■ WRITTEN PROBLEM ■
Collect all lines containing the word "Organización" from the data.

■ INFORMATION SUPPLIED ■
## START

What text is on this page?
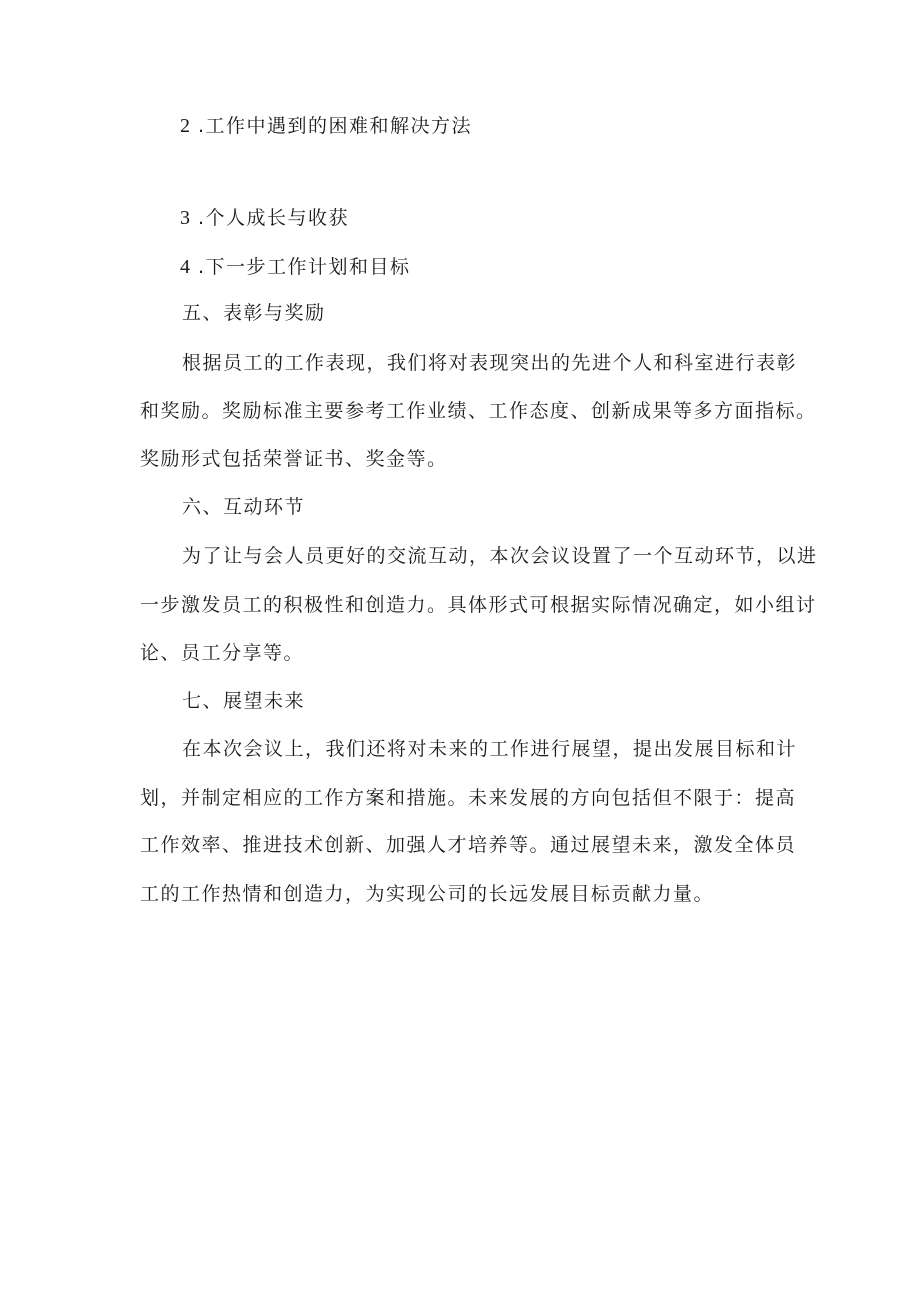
2 .工作中遇到的困难和解决方法

3 .个人成长与收获

4 .下一步工作计划和目标

五、表彰与奖励

根据员工的工作表现，我们将对表现突出的先进个人和科室进行表彰

和奖励。奖励标准主要参考工作业绩、工作态度、创新成果等多方面指标。

奖励形式包括荣誉证书、奖金等。

六、互动环节

为了让与会人员更好的交流互动，本次会议设置了一个互动环节，以进

一步激发员工的积极性和创造力。具体形式可根据实际情况确定，如小组讨

论、员工分享等。

七、展望未来

在本次会议上，我们还将对未来的工作进行展望，提出发展目标和计

划，并制定相应的工作方案和措施。未来发展的方向包括但不限于：提高

工作效率、推进技术创新、加强人才培养等。通过展望未来，激发全体员

工的工作热情和创造力，为实现公司的长远发展目标贡献力量。
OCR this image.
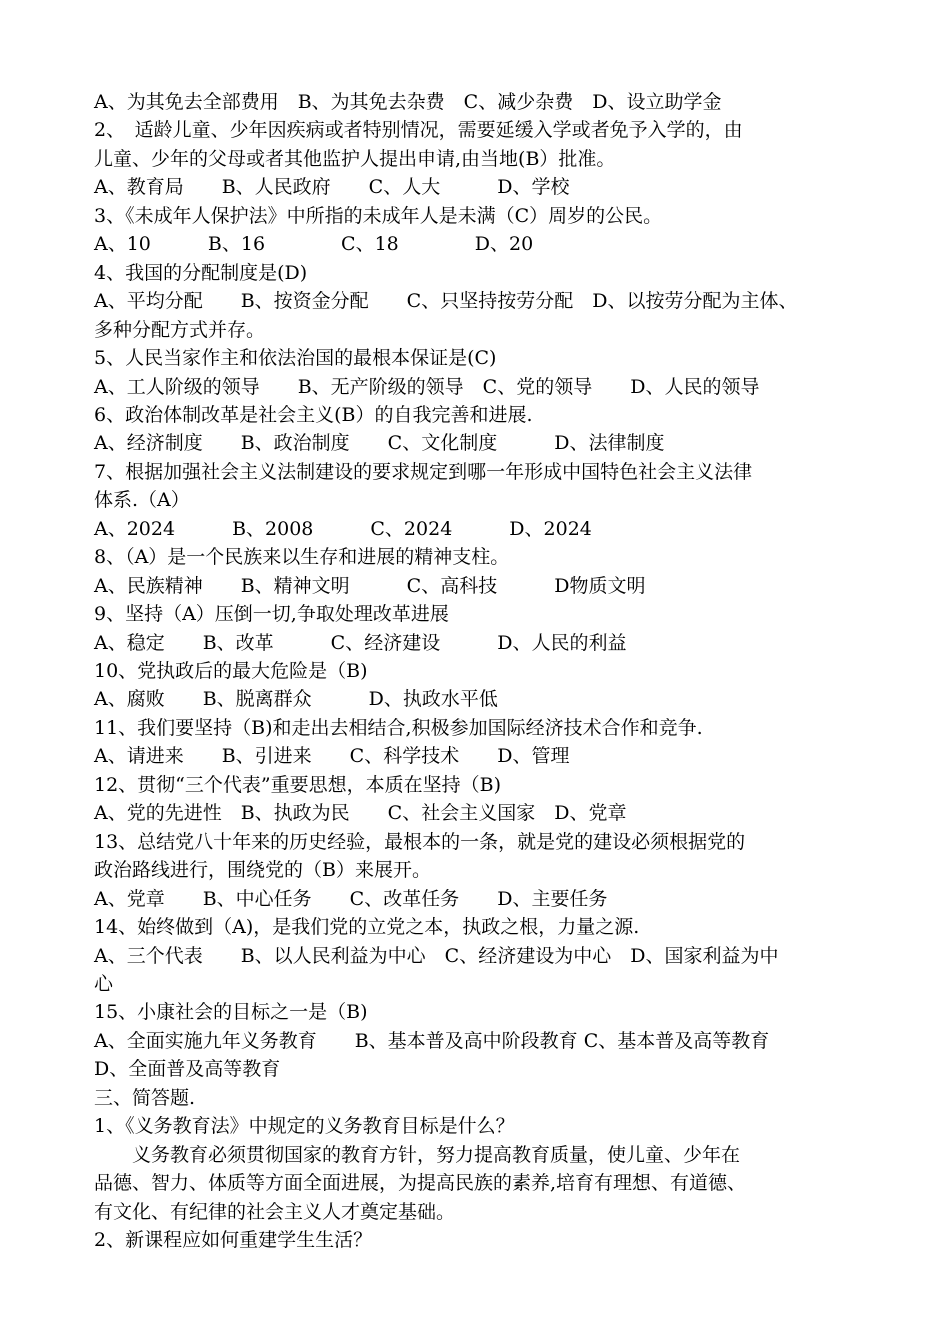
A、为其免去全部费用　B、为其免去杂费　C、减少杂费　D、设立助学金
2、　适龄儿童、少年因疾病或者特别情况，需要延缓入学或者免予入学的，由
儿童、少年的父母或者其他监护人提出申请,由当地(B）批准。
A、教育局　　B、人民政府　　C、人大　　　D、学校
3、《未成年人保护法》中所指的未成年人是未满（C）周岁的公民。
A、10　　　B、16　　　　C、18　　　　D、20
4、我国的分配制度是(D)
A、平均分配　　B、按资金分配　　C、只坚持按劳分配　D、以按劳分配为主体、
多种分配方式并存。
5、人民当家作主和依法治国的最根本保证是(C)
A、工人阶级的领导　　B、无产阶级的领导　C、党的领导　　D、人民的领导
6、政治体制改革是社会主义(B）的自我完善和进展.
A、经济制度　　B、政治制度　　C、文化制度　　　D、法律制度
7、根据加强社会主义法制建设的要求规定到哪一年形成中国特色社会主义法律
体系.（A）
A、2024　　　B、2008　　　C、2024　　　D、2024
8、（A）是一个民族来以生存和进展的精神支柱。
A、民族精神　　B、精神文明　　　C、高科技　　　D物质文明
9、坚持（A）压倒一切,争取处理改革进展
A、稳定　　B、改革　　　C、经济建设　　　D、人民的利益
10、党执政后的最大危险是（B)
A、腐败　　B、脱离群众　　　D、执政水平低
11、我们要坚持（B)和走出去相结合,积极参加国际经济技术合作和竞争.
A、请进来　　B、引进来　　C、科学技术　　D、管理
12、贯彻“三个代表”重要思想，本质在坚持（B)
A、党的先进性　B、执政为民　　C、社会主义国家　D、党章
13、总结党八十年来的历史经验，最根本的一条，就是党的建设必须根据党的
政治路线进行，围绕党的（B）来展开。
A、党章　　B、中心任务　　C、改革任务　　D、主要任务
14、始终做到（A)，是我们党的立党之本，执政之根，力量之源.
A、三个代表　　B、以人民利益为中心　C、经济建设为中心　D、国家利益为中
心
15、小康社会的目标之一是（B)
A、全面实施九年义务教育　　B、基本普及高中阶段教育 C、基本普及高等教育
D、全面普及高等教育
三、简答题.
1、《义务教育法》中规定的义务教育目标是什么？
　　义务教育必须贯彻国家的教育方针，努力提高教育质量，使儿童、少年在
品德、智力、体质等方面全面进展，为提高民族的素养,培育有理想、有道德、
有文化、有纪律的社会主义人才奠定基础。
2、新课程应如何重建学生生活？
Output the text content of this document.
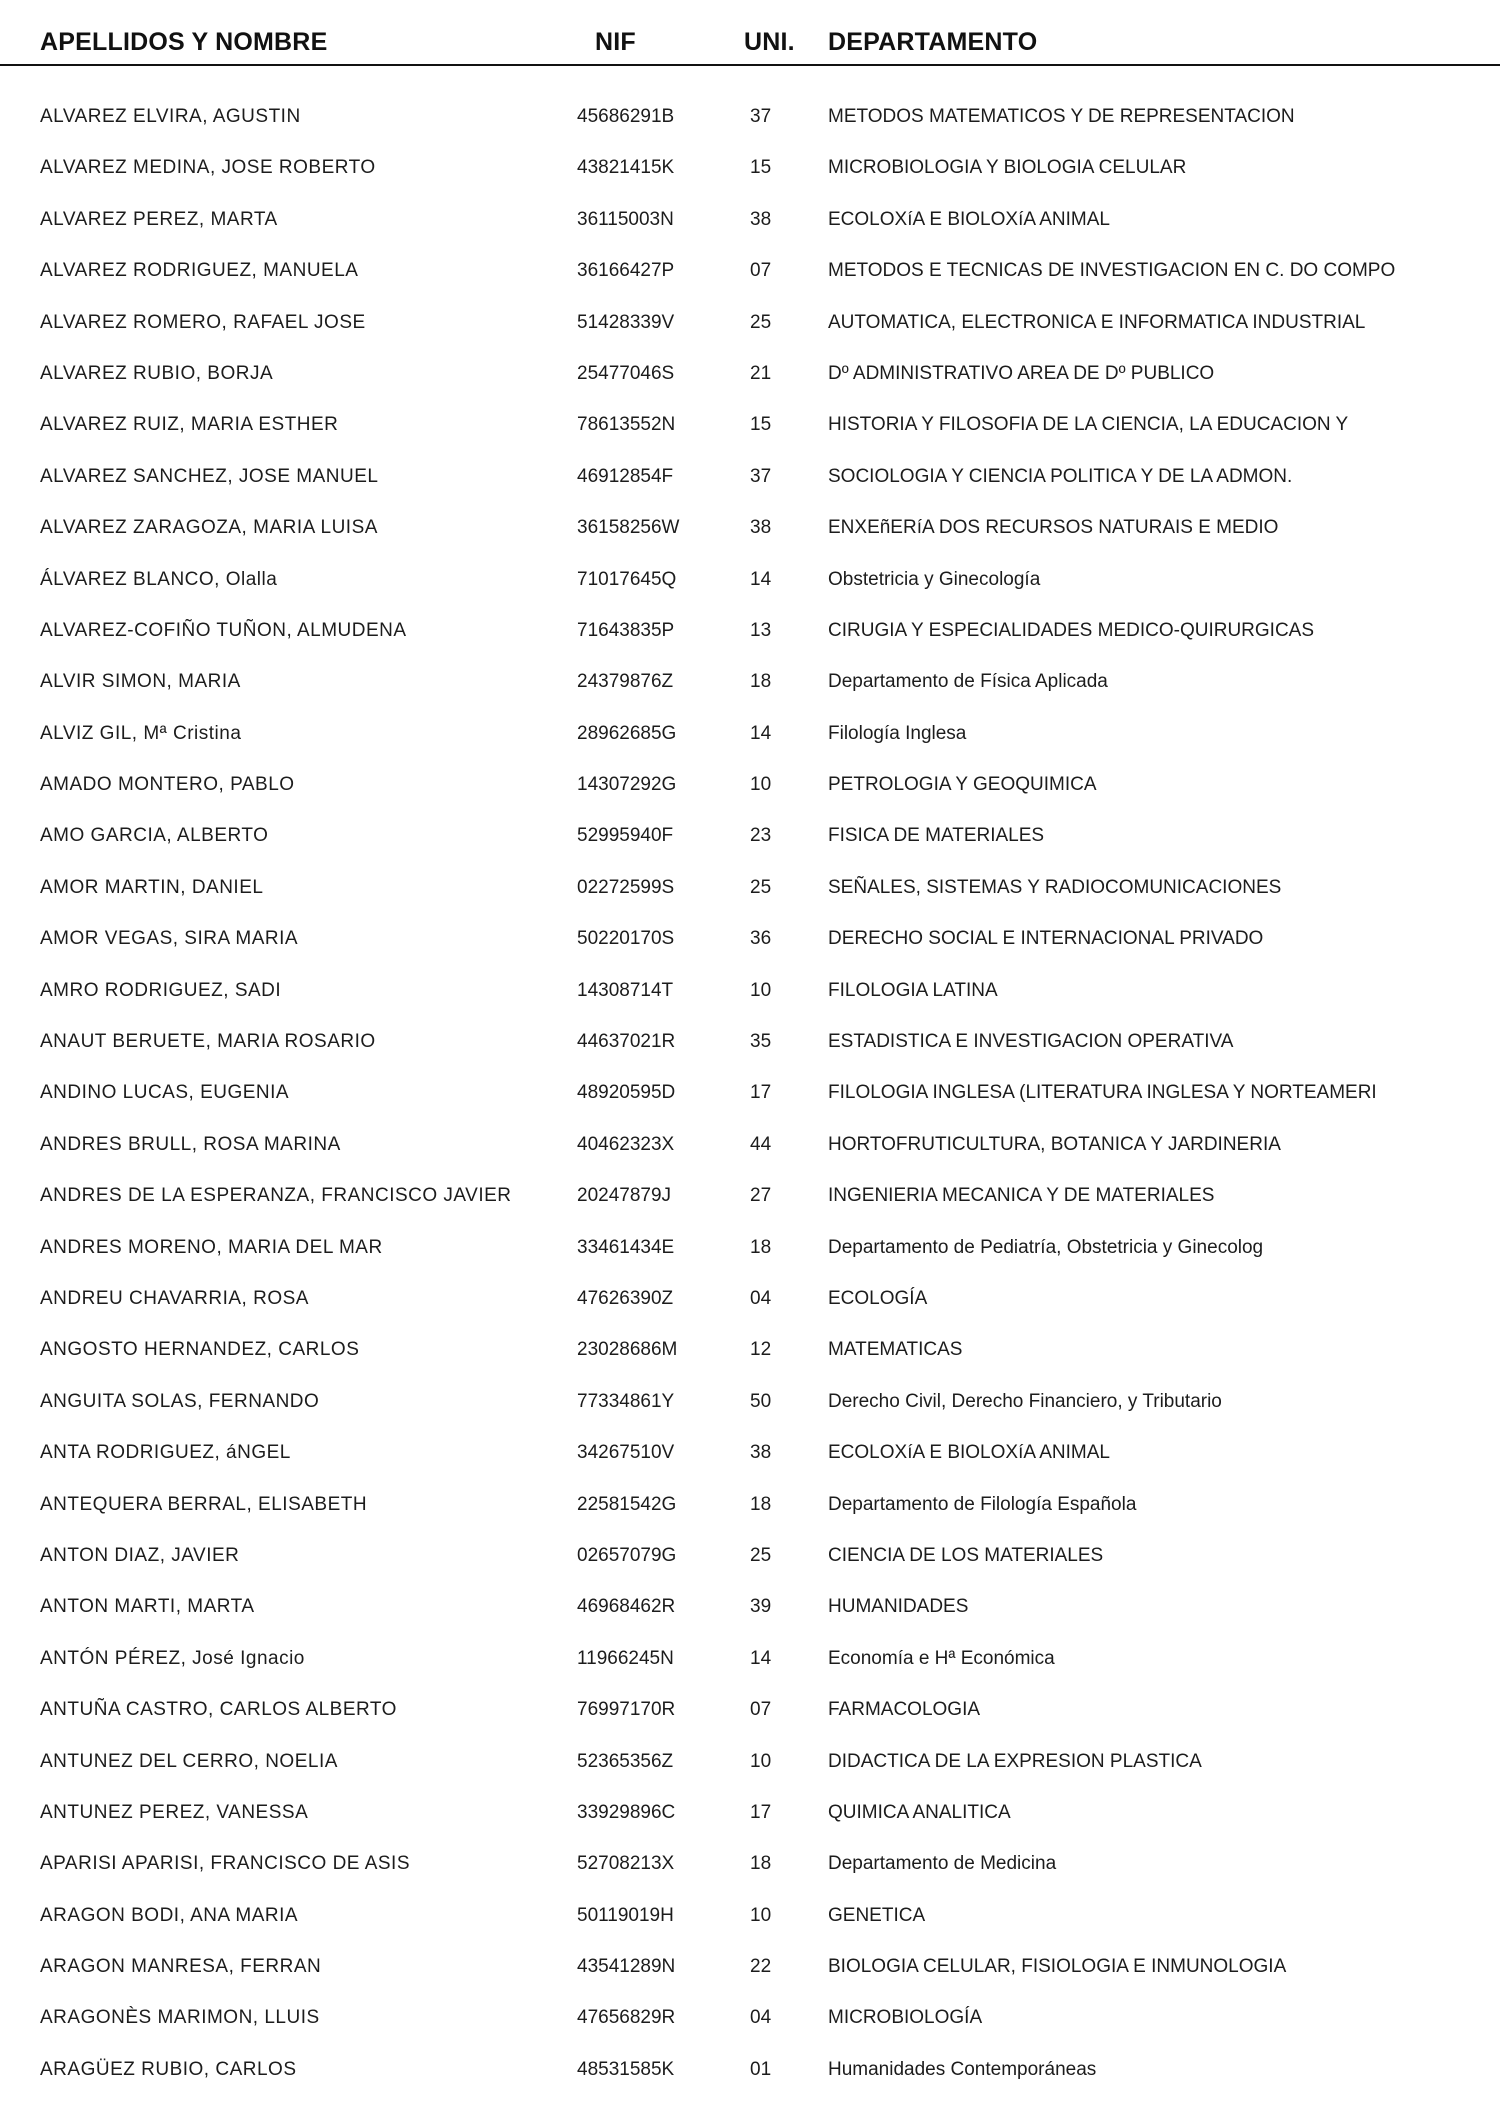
APELLIDOS Y NOMBRE	NIF	UNI. DEPARTAMENTO
ALVAREZ ELVIRA, AGUSTIN	45686291B	37	METODOS MATEMATICOS Y DE REPRESENTACION
ALVAREZ MEDINA, JOSE ROBERTO	43821415K	15	MICROBIOLOGIA Y BIOLOGIA CELULAR
ALVAREZ PEREZ, MARTA	36115003N	38	ECOLOXíA E BIOLOXíA ANIMAL
ALVAREZ RODRIGUEZ, MANUELA	36166427P	07	METODOS E TECNICAS DE INVESTIGACION EN C. DO COMPO
ALVAREZ ROMERO, RAFAEL JOSE	51428339V	25	AUTOMATICA, ELECTRONICA E INFORMATICA INDUSTRIAL
ALVAREZ RUBIO, BORJA	25477046S	21	Dº ADMINISTRATIVO AREA DE Dº PUBLICO
ALVAREZ RUIZ, MARIA ESTHER	78613552N	15	HISTORIA Y FILOSOFIA DE LA CIENCIA, LA EDUCACION Y
ALVAREZ SANCHEZ, JOSE MANUEL	46912854F	37	SOCIOLOGIA Y CIENCIA POLITICA Y DE LA ADMON.
ALVAREZ ZARAGOZA, MARIA LUISA	36158256W	38	ENXEñERíA DOS RECURSOS NATURAIS E MEDIO
ÁLVAREZ BLANCO, Olalla	71017645Q	14	Obstetricia y Ginecología
ALVAREZ-COFIÑO TUÑON, ALMUDENA	71643835P	13	CIRUGIA Y ESPECIALIDADES MEDICO-QUIRURGICAS
ALVIR SIMON, MARIA	24379876Z	18	Departamento de Física Aplicada
ALVIZ GIL, Mª Cristina	28962685G	14	Filología Inglesa
AMADO MONTERO, PABLO	14307292G	10	PETROLOGIA Y GEOQUIMICA
AMO GARCIA, ALBERTO	52995940F	23	FISICA DE MATERIALES
AMOR MARTIN, DANIEL	02272599S	25	SEÑALES, SISTEMAS Y RADIOCOMUNICACIONES
AMOR VEGAS, SIRA MARIA	50220170S	36	DERECHO SOCIAL E INTERNACIONAL PRIVADO
AMRO RODRIGUEZ, SADI	14308714T	10	FILOLOGIA LATINA
ANAUT BERUETE, MARIA ROSARIO	44637021R	35	ESTADISTICA E INVESTIGACION OPERATIVA
ANDINO LUCAS, EUGENIA	48920595D	17	FILOLOGIA INGLESA (LITERATURA INGLESA Y NORTEAMERI
ANDRES BRULL, ROSA MARINA	40462323X	44	HORTOFRUTICULTURA, BOTANICA Y JARDINERIA
ANDRES DE LA ESPERANZA, FRANCISCO JAVIER	20247879J	27	INGENIERIA MECANICA Y DE MATERIALES
ANDRES MORENO, MARIA DEL MAR	33461434E	18	Departamento de Pediatría, Obstetricia y Ginecolog
ANDREU CHAVARRIA, ROSA	47626390Z	04	ECOLOGÍA
ANGOSTO HERNANDEZ, CARLOS	23028686M	12	MATEMATICAS
ANGUITA SOLAS, FERNANDO	77334861Y	50	Derecho Civil, Derecho Financiero, y Tributario
ANTA RODRIGUEZ, áNGEL	34267510V	38	ECOLOXíA E BIOLOXíA ANIMAL
ANTEQUERA BERRAL, ELISABETH	22581542G	18	Departamento de Filología Española
ANTON DIAZ, JAVIER	02657079G	25	CIENCIA DE LOS MATERIALES
ANTON MARTI, MARTA	46968462R	39	HUMANIDADES
ANTÓN PÉREZ, José Ignacio	11966245N	14	Economía e Hª Económica
ANTUÑA CASTRO, CARLOS ALBERTO	76997170R	07	FARMACOLOGIA
ANTUNEZ DEL CERRO, NOELIA	52365356Z	10	DIDACTICA DE LA EXPRESION PLASTICA
ANTUNEZ PEREZ, VANESSA	33929896C	17	QUIMICA ANALITICA
APARISI APARISI, FRANCISCO DE ASIS	52708213X	18	Departamento de Medicina
ARAGON BODI, ANA MARIA	50119019H	10	GENETICA
ARAGON MANRESA, FERRAN	43541289N	22	BIOLOGIA CELULAR, FISIOLOGIA E INMUNOLOGIA
ARAGONÈS MARIMON, LLUIS	47656829R	04	MICROBIOLOGÍA
ARAGÜEZ RUBIO, CARLOS	48531585K	01	Humanidades Contemporáneas
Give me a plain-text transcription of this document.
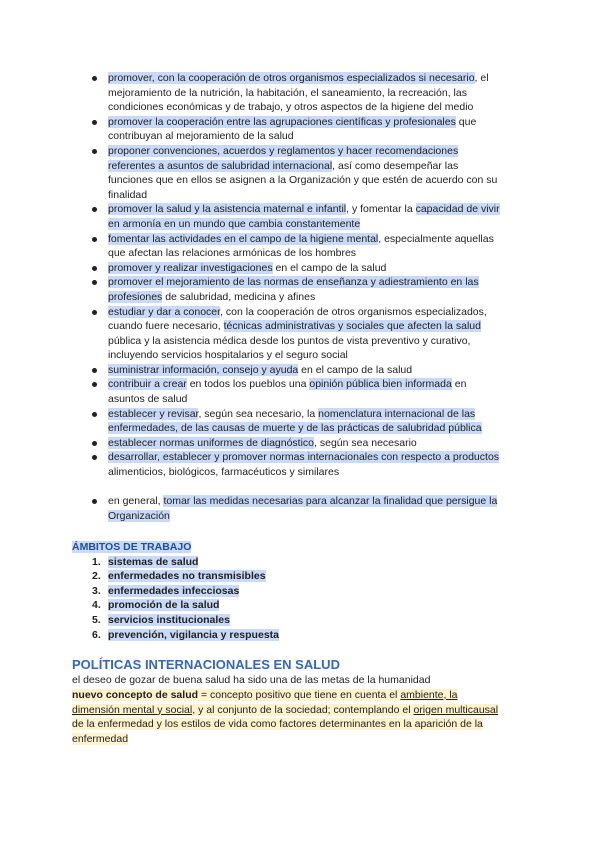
promover, con la cooperación de otros organismos especializados si necesario, el
mejoramiento de la nutrición, la habitación, el saneamiento, la recreación, las
condiciones económicas y de trabajo, y otros aspectos de la higiene del medio
promover la cooperación entre las agrupaciones científicas y profesionales que
contribuyan al mejoramiento de la salud
proponer convenciones, acuerdos y reglamentos y hacer recomendaciones
referentes a asuntos de salubridad internacional, así como desempeñar las
funciones que en ellos se asignen a la Organización y que estén de acuerdo con su
finalidad
promover la salud y la asistencia maternal e infantil, y fomentar la capacidad de vivir
en armonía en un mundo que cambia constantemente
fomentar las actividades en el campo de la higiene mental, especialmente aquellas
que afectan las relaciones armónicas de los hombres
promover y realizar investigaciones en el campo de la salud
promover el mejoramiento de las normas de enseñanza y adiestramiento en las
profesiones de salubridad, medicina y afines
estudiar y dar a conocer, con la cooperación de otros organismos especializados,
cuando fuere necesario, técnicas administrativas y sociales que afecten la salud
pública y la asistencia médica desde los puntos de vista preventivo y curativo,
incluyendo servicios hospitalarios y el seguro social
suministrar información, consejo y ayuda en el campo de la salud
contribuir a crear en todos los pueblos una opinión pública bien informada en
asuntos de salud
establecer y revisar, según sea necesario, la nomenclatura internacional de las
enfermedades, de las causas de muerte y de las prácticas de salubridad pública
establecer normas uniformes de diagnóstico, según sea necesario
desarrollar, establecer y promover normas internacionales con respecto a productos
alimenticios, biológicos, farmacéuticos y similares
en general, tomar las medidas necesarias para alcanzar la finalidad que persigue la
Organización
ÁMBITOS DE TRABAJO
1. sistemas de salud
2. enfermedades no transmisibles
3. enfermedades infecciosas
4. promoción de la salud
5. servicios institucionales
6. prevención, vigilancia y respuesta
POLÍTICAS INTERNACIONALES EN SALUD
el deseo de gozar de buena salud ha sido una de las metas de la humanidad
nuevo concepto de salud = concepto positivo que tiene en cuenta el ambiente, la
dimensión mental y social, y al conjunto de la sociedad; contemplando el origen multicausal
de la enfermedad y los estilos de vida como factores determinantes en la aparición de la
enfermedad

## END

■ FULL OUTPUT ■
funciones que en ellos se asignen a la Organización y que estén de acuerdo con su
Organización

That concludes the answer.